▸ **Extracted text**
....
6,800 feet below ground, in the search for dark matter, something has gone very, very cold
Deep in a Canadian nickel mine, a detector colder than outer space has reached the milestone needed to begin searching for dark matter.

Edited By: Joseph Shavit

From left, SLAC research technical manager Concetta “Tina” Cartaro, staff scientist Paul Brink, senior staff scientist Richard Partridge and Santa Clara University physics professor Betty Young with the fourth, and final, SuperCDMS tower, in the SLAC Building 033 clean room. (CREDIT: Jacqueline Ramseyer Orrell/SLAC National Accelerator Laboratory)
Six thousand eight hundred feet below the floor of an active nickel mine in northern Ontario, something has gone extremely cold. Not cold in the way of a walk-in freezer, or a liquid nitrogen tank, or even the surface of the moon. Cold in a way that barely exists anywhere else in the universe: thousandths of a degree above the point where atomic motion itself ceases.
The temperature, several thousandths of a degree above 0 Kelvin (about -273°C or -460°F), was achieved during the final cooling stages of the international assembly of scientists and engineers involved with this experiment. The SuperCDMS experiment is designed to detect and measure dark matter.
"When we say that the base temperature is the temperature that our system reaches once the complete thermal load of the experiment has been applied," Kelly Stifter, a Panofsky Fellow at SLAC National Accelerator Laboratory and member of the SuperCDMS team, stated, "we mean at that point, our detectors can function in the way we designed them."
The accomplishment effectively transitions this experiment from a construction project into a functioning scientific instrument aimed at investigating one of the fundamental mysteries of physics.
....
▸ **Material provided**
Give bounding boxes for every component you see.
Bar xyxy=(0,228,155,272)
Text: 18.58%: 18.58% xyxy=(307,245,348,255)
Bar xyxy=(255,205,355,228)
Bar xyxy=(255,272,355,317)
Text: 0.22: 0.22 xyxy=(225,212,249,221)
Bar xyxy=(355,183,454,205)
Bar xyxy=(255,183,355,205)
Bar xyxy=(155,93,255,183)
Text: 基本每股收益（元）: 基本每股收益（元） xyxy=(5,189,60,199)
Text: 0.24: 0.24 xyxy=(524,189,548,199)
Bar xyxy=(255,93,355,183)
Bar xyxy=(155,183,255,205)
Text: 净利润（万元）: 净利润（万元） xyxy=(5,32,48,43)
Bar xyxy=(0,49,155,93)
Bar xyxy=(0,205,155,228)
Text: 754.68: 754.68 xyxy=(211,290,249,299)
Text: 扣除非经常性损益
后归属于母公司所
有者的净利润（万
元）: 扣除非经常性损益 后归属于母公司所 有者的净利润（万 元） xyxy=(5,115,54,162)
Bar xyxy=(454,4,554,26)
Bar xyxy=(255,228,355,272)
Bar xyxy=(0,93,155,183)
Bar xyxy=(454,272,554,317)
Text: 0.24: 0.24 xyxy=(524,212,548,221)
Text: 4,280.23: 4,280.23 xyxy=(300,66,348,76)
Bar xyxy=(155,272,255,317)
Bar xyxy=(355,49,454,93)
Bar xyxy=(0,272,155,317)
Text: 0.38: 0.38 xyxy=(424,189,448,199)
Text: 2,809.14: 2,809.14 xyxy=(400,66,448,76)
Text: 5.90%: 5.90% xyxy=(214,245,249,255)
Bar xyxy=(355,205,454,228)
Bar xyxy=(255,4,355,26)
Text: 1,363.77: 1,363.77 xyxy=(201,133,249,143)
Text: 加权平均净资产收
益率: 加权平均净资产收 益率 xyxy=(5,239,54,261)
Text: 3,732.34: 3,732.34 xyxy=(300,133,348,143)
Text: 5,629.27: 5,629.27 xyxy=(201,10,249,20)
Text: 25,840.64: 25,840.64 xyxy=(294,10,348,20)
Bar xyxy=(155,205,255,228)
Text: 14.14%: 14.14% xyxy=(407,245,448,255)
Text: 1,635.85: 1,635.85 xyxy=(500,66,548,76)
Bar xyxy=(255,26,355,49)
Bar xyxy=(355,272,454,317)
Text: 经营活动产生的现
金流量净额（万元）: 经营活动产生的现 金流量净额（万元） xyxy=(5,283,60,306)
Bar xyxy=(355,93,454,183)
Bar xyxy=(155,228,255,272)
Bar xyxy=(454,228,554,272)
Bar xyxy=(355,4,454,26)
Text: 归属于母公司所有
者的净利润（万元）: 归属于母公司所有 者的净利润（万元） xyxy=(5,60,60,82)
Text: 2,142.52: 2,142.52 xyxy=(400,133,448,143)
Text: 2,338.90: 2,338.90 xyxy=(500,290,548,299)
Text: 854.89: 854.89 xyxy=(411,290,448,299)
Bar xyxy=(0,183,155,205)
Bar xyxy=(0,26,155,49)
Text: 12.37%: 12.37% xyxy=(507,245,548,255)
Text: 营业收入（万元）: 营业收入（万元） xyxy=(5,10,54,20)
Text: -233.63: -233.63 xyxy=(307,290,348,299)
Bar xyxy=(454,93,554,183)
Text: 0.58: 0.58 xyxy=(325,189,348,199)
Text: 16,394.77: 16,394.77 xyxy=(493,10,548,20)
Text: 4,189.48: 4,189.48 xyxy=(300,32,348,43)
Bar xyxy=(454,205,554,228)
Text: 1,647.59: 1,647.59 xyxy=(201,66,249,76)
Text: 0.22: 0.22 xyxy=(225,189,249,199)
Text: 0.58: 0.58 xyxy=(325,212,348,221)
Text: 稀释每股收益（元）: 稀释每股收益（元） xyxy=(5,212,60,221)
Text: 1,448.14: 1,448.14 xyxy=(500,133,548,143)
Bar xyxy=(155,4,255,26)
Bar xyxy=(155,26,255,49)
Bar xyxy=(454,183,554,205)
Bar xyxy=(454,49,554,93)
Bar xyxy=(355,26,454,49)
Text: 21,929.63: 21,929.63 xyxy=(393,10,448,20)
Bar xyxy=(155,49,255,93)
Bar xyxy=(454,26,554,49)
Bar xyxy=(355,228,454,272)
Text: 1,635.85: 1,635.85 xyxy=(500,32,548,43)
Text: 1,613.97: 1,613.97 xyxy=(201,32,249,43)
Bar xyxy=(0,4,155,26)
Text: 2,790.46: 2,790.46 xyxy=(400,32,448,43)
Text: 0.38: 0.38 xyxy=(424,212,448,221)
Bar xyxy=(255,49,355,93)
....
▸ **What you should do**
Copy out the passage of the dark matter detector article from "Six thousand eight" up to and including "motion itself ceases.".

▸ **Problem solution**
Six thousand eight hundred feet below the floor of an active nickel mine in northern Ontario, something has gone extremely cold. Not cold in the way of a walk-in freezer, or a liquid nitrogen tank, or even the surface of the moon. Cold in a way that barely exists anywhere else in the universe: thousandths of a degree above the point where atomic motion itself ceases.